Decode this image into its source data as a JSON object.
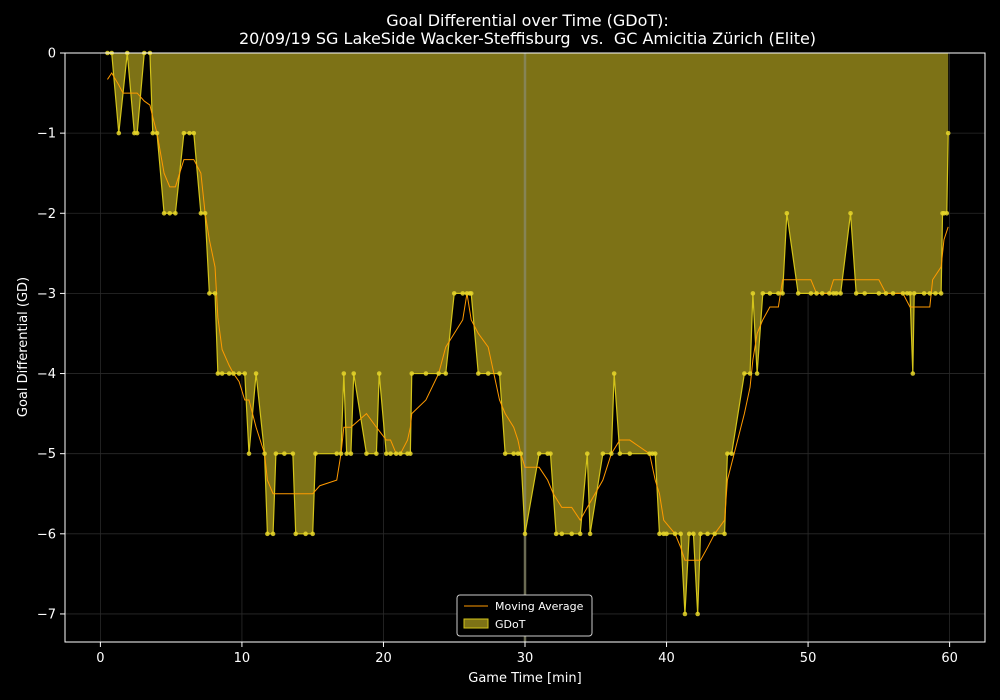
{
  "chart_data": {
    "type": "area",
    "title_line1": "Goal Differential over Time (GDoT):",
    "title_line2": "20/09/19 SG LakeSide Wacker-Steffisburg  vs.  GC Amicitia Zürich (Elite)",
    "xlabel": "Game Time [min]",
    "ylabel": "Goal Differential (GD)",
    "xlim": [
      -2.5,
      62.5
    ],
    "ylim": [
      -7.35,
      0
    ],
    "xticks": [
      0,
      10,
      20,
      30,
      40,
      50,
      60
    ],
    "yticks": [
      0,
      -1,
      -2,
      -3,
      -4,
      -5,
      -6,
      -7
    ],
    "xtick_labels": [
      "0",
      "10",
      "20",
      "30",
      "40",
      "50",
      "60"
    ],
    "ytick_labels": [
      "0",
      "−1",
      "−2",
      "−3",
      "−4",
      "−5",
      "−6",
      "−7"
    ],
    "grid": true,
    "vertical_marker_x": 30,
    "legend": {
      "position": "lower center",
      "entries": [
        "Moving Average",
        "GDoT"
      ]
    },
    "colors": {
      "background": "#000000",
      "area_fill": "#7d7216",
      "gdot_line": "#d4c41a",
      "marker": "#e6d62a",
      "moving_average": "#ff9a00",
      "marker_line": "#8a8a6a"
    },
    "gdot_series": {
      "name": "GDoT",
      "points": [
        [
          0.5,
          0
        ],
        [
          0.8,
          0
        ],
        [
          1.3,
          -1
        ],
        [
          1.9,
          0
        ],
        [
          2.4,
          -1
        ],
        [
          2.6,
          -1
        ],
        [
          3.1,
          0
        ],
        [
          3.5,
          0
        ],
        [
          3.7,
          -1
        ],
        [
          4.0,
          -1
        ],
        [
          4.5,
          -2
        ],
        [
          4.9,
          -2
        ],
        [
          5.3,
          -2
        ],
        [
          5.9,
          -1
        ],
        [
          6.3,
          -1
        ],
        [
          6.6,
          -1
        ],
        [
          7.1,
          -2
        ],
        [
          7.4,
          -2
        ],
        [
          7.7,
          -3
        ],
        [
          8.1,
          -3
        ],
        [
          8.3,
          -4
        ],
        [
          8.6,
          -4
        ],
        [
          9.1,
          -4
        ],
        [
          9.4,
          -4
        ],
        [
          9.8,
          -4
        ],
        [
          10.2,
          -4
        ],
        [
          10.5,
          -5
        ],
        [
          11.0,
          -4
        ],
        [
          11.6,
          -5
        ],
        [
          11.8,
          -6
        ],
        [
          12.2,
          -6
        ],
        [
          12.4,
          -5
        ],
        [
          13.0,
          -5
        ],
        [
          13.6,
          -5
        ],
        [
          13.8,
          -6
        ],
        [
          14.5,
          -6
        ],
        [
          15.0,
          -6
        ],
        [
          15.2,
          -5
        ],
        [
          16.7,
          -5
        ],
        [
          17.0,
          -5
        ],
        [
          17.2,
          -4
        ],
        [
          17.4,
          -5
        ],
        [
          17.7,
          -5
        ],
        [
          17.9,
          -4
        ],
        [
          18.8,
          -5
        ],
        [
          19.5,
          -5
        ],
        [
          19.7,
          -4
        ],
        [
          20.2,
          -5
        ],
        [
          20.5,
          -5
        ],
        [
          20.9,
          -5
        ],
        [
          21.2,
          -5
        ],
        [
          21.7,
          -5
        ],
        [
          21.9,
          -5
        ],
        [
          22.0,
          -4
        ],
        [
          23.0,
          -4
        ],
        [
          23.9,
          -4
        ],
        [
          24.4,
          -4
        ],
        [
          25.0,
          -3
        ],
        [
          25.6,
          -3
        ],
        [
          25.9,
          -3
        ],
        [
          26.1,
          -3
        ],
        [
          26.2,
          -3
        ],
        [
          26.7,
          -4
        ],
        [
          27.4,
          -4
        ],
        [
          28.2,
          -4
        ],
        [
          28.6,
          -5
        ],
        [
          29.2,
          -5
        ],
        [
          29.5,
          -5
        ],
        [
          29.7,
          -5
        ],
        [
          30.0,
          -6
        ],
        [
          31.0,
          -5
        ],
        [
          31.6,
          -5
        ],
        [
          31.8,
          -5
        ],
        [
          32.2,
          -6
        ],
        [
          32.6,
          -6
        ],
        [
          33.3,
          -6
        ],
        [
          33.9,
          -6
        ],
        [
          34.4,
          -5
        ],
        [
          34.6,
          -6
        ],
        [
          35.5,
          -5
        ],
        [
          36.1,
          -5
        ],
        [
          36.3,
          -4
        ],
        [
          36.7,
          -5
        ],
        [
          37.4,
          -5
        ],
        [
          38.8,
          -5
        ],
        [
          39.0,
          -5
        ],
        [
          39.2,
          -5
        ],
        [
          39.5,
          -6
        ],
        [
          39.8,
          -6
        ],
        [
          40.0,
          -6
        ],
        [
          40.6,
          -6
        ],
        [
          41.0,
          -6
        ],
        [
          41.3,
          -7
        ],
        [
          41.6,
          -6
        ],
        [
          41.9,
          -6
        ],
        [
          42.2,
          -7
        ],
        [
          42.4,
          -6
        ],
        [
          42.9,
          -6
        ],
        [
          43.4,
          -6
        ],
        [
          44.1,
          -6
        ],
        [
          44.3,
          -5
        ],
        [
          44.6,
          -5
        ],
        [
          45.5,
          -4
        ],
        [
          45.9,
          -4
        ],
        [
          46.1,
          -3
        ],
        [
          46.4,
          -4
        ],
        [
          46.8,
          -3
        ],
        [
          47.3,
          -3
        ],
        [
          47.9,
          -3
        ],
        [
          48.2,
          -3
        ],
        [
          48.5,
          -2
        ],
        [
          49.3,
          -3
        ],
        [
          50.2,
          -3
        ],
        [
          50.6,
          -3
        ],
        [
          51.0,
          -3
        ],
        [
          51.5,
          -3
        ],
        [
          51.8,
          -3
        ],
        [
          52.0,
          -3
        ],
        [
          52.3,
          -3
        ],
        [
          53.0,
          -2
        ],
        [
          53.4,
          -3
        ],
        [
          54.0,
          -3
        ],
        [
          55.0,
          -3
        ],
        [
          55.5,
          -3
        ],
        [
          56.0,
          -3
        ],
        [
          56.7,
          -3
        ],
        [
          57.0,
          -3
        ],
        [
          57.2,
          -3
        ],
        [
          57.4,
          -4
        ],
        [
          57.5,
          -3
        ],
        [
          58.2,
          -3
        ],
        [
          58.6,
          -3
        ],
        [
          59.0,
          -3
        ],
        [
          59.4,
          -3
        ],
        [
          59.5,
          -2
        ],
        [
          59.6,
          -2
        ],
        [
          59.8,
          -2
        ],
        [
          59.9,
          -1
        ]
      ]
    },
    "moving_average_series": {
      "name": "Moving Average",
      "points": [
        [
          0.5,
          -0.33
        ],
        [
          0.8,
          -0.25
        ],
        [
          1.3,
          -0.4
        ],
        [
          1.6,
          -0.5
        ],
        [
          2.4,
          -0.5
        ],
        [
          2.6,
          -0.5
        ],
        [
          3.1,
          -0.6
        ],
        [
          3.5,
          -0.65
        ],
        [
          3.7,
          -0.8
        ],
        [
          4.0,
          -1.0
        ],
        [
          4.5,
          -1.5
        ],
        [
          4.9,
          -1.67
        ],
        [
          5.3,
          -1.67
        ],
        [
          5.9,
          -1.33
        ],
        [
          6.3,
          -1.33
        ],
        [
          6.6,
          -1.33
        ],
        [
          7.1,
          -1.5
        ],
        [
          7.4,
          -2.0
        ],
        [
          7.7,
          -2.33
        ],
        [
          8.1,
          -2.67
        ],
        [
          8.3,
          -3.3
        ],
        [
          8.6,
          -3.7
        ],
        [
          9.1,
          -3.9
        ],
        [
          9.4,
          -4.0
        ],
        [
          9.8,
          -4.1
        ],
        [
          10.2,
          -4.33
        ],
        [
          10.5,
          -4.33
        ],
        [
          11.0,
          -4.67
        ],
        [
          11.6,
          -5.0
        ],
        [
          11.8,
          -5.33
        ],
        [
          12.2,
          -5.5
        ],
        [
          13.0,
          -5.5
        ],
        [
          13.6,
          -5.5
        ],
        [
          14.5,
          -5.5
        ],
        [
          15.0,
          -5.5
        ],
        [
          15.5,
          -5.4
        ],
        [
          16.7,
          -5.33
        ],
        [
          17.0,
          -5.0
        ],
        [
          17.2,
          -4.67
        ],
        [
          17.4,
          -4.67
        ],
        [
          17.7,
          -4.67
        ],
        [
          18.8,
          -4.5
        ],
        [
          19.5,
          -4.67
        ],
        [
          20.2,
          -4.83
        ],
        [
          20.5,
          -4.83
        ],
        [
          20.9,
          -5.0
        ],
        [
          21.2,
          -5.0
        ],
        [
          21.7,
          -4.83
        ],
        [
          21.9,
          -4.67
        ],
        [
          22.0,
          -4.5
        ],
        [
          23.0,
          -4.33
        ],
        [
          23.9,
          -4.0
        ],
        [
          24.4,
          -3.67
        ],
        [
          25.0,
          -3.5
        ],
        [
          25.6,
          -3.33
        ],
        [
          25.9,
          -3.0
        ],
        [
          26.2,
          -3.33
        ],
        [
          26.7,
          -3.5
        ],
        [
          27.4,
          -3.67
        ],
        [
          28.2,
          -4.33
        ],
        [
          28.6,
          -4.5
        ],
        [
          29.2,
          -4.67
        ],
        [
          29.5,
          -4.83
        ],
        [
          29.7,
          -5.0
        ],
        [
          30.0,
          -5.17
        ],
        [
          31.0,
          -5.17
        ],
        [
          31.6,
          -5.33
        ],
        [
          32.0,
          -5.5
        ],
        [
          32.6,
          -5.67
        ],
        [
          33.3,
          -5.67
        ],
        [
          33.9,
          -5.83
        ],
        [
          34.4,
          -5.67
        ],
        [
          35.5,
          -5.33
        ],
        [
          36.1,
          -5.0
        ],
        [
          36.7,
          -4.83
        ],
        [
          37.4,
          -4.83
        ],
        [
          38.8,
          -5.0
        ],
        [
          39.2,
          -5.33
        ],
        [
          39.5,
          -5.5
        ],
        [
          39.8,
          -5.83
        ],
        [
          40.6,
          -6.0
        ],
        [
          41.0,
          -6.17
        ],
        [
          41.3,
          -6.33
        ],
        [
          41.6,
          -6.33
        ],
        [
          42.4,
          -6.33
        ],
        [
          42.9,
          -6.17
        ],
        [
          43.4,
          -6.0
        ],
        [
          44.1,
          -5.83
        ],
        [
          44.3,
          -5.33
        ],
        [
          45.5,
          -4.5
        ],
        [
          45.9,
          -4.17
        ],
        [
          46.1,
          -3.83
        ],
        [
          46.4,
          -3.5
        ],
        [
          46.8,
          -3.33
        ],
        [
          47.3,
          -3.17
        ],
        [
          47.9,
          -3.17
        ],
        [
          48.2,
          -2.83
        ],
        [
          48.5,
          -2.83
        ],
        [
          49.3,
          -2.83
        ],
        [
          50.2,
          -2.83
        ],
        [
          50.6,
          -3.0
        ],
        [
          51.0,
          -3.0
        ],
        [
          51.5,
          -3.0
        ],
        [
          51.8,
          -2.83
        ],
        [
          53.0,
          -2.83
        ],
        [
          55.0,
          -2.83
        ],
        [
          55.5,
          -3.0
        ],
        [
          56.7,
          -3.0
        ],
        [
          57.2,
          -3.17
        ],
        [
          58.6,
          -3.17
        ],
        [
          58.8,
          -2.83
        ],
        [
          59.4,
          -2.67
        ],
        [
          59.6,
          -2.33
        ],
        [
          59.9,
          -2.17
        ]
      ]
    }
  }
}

--

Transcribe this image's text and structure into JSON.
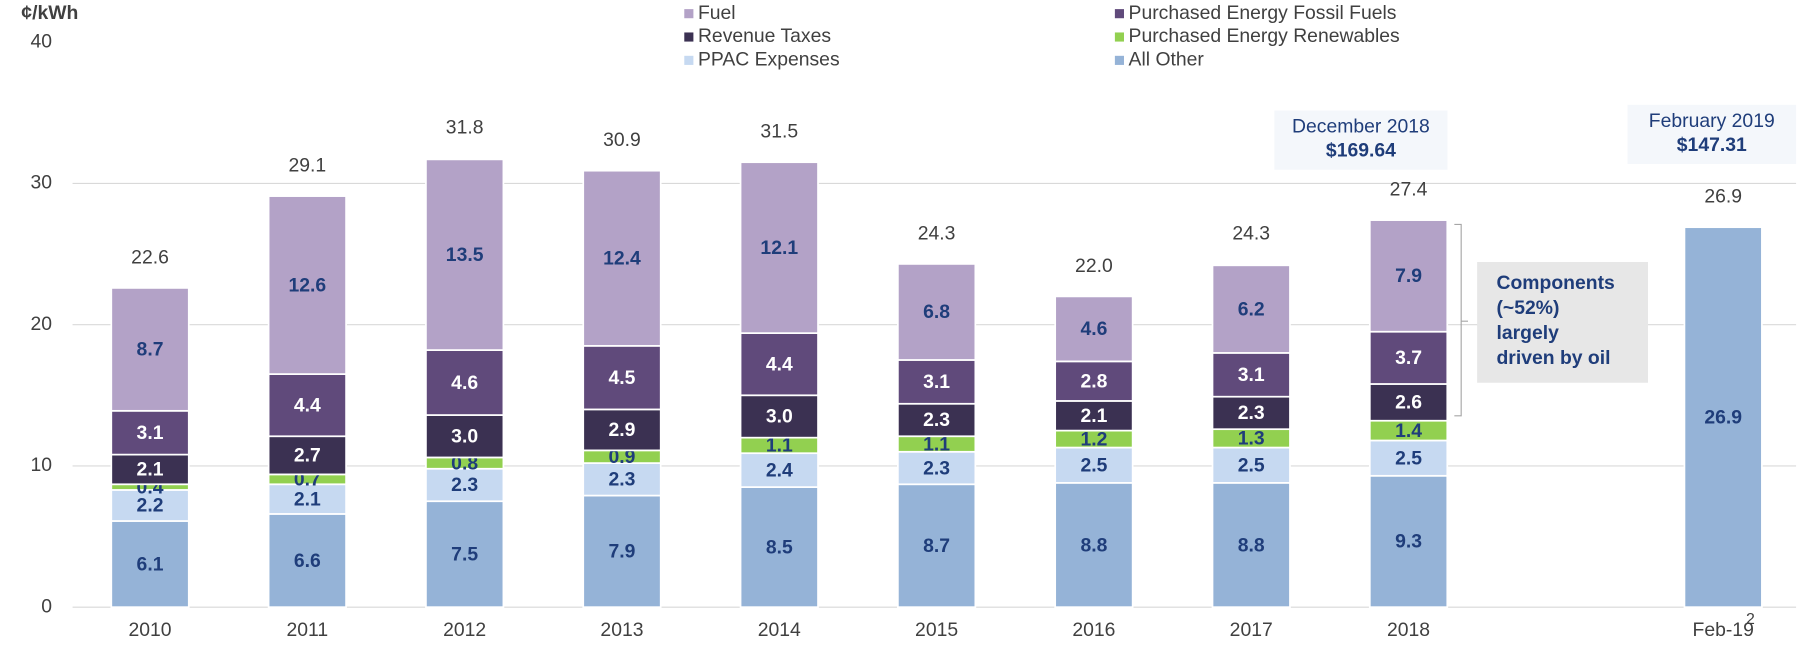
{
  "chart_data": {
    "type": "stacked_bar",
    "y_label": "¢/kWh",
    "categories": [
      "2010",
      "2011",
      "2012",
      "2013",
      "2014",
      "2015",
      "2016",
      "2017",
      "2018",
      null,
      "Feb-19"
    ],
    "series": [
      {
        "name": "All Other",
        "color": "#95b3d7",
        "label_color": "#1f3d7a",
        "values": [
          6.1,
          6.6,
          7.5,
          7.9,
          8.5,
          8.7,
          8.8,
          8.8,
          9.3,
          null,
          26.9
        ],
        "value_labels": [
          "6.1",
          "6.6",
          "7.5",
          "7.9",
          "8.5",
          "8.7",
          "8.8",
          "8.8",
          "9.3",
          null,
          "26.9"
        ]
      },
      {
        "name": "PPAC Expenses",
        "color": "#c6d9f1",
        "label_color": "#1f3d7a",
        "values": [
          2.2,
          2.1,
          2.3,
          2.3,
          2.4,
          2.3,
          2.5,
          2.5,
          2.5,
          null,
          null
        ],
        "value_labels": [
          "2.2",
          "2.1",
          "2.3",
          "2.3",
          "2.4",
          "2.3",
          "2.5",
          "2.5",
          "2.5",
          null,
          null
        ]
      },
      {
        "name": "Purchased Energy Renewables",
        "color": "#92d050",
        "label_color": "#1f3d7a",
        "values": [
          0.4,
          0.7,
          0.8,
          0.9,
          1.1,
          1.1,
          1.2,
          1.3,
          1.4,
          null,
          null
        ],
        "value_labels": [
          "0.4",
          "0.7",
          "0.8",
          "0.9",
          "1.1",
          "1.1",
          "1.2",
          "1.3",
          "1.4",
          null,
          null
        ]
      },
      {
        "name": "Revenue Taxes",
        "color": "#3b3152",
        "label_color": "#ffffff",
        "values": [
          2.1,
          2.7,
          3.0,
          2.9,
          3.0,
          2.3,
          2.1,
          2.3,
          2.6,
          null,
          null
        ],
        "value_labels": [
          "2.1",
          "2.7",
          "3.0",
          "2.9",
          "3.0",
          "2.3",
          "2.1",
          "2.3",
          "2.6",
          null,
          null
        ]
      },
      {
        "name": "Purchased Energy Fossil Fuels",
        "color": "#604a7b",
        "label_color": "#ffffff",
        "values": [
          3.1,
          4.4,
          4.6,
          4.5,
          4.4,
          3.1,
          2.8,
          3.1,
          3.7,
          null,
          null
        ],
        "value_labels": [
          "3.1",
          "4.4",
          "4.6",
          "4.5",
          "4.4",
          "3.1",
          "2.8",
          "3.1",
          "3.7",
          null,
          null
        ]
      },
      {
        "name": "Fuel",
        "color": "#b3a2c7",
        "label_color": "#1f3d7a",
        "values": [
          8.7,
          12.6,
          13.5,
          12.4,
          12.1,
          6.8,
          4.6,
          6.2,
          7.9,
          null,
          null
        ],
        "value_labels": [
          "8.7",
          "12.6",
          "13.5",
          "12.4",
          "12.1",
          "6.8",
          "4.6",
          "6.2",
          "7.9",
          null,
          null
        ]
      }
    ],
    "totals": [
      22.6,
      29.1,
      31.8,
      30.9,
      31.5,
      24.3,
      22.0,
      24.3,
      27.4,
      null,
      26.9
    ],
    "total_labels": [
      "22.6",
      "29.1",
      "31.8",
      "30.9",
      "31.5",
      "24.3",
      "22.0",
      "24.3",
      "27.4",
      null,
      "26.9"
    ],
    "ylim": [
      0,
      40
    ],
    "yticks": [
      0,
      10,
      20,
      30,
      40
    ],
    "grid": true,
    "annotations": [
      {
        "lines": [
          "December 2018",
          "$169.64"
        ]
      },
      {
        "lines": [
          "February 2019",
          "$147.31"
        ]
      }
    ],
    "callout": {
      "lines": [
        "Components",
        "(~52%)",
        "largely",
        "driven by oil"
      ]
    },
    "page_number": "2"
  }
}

**Set exercise**
Tally up the lines in the preceding listing that contain the string "image". Respond with the number and nothing else.

**Response below**
2